Show every line where "name" occurs.

EXTRACTED INFORMATION ->

^^^^^^^^

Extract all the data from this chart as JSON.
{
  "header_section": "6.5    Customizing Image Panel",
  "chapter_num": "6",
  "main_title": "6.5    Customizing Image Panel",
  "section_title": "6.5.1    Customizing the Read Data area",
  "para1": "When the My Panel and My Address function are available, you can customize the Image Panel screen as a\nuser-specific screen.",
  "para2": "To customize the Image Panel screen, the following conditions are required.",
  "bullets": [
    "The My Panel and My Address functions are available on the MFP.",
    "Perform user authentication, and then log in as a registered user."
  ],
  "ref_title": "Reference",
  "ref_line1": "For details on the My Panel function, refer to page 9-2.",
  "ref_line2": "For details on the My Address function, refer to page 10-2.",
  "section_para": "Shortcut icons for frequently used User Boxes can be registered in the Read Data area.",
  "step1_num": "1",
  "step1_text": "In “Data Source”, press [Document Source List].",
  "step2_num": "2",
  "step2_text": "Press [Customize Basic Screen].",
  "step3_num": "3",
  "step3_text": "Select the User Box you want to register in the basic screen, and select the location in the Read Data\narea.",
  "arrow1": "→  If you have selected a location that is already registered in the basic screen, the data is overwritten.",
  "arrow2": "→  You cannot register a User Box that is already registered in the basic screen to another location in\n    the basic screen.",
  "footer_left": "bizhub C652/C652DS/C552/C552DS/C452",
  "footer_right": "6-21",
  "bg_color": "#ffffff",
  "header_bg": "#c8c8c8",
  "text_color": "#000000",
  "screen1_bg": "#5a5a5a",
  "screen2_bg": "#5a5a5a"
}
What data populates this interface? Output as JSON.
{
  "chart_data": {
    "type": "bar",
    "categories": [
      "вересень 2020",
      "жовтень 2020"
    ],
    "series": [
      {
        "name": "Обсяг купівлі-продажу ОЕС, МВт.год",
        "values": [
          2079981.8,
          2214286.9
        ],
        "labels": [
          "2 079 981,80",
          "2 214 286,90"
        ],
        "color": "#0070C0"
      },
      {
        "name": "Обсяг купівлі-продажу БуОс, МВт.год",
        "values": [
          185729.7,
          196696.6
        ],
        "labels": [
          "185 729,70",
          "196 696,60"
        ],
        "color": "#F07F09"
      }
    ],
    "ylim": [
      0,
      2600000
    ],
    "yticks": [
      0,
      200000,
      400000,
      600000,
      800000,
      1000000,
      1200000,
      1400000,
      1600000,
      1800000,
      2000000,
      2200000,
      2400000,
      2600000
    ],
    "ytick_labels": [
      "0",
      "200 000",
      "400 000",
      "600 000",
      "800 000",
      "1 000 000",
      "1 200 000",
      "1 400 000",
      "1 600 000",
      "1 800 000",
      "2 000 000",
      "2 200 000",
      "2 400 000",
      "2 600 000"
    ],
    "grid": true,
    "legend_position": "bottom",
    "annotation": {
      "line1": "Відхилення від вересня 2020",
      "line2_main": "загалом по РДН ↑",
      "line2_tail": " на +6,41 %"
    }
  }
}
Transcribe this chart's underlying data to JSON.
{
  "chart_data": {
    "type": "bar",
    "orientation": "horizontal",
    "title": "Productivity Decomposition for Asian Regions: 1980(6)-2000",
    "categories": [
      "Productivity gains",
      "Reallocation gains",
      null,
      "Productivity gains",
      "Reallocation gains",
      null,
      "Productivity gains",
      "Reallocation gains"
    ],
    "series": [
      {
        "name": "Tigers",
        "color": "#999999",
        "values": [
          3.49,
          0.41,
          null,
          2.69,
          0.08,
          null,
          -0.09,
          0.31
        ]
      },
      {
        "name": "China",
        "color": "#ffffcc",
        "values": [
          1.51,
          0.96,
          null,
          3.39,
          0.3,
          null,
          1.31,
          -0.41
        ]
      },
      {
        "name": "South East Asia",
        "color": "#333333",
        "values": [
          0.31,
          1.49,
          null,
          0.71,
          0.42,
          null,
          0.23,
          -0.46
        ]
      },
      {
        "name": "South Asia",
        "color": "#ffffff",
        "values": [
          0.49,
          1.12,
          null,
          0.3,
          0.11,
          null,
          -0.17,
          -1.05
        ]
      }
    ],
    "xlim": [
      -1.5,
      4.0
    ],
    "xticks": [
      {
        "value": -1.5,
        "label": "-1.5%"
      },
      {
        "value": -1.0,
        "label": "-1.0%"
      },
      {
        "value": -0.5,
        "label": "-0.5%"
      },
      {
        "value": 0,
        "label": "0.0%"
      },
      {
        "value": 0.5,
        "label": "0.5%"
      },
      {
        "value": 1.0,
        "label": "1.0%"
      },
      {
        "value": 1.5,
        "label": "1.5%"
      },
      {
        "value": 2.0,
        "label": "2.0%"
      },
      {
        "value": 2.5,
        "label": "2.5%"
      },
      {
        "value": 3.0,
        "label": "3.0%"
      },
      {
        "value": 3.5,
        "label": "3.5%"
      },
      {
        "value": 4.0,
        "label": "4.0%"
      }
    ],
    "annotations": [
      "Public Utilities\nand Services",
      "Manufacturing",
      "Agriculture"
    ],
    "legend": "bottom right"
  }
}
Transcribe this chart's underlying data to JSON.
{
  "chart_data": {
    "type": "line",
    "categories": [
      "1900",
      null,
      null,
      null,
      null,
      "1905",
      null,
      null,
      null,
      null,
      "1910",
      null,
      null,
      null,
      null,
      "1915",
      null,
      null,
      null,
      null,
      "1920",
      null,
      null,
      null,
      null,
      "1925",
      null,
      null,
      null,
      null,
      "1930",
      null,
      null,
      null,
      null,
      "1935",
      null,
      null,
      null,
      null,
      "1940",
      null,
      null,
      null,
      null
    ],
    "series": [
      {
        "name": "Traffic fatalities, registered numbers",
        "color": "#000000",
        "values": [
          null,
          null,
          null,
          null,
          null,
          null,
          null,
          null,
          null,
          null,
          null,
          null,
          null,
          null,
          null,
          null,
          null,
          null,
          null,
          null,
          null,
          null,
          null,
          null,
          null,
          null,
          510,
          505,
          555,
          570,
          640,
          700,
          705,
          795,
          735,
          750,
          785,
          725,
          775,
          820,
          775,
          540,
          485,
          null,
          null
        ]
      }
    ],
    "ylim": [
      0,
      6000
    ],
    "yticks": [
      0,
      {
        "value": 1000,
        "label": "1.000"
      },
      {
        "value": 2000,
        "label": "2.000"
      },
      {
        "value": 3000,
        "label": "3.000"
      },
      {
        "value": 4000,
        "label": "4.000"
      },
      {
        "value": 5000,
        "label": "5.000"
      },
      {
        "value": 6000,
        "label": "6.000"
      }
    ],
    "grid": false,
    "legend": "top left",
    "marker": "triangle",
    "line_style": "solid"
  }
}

^^^^^^^^

FINISHED ANSWER ->
        "name": "Обсяг купівлі-продажу ОЕС, МВт.год",
        "name": "Обсяг купівлі-продажу БуОс, МВт.год",
        "name": "Tigers",
        "name": "China",
        "name": "South East Asia",
        "name": "South Asia",
        "name": "Traffic fatalities, registered numbers",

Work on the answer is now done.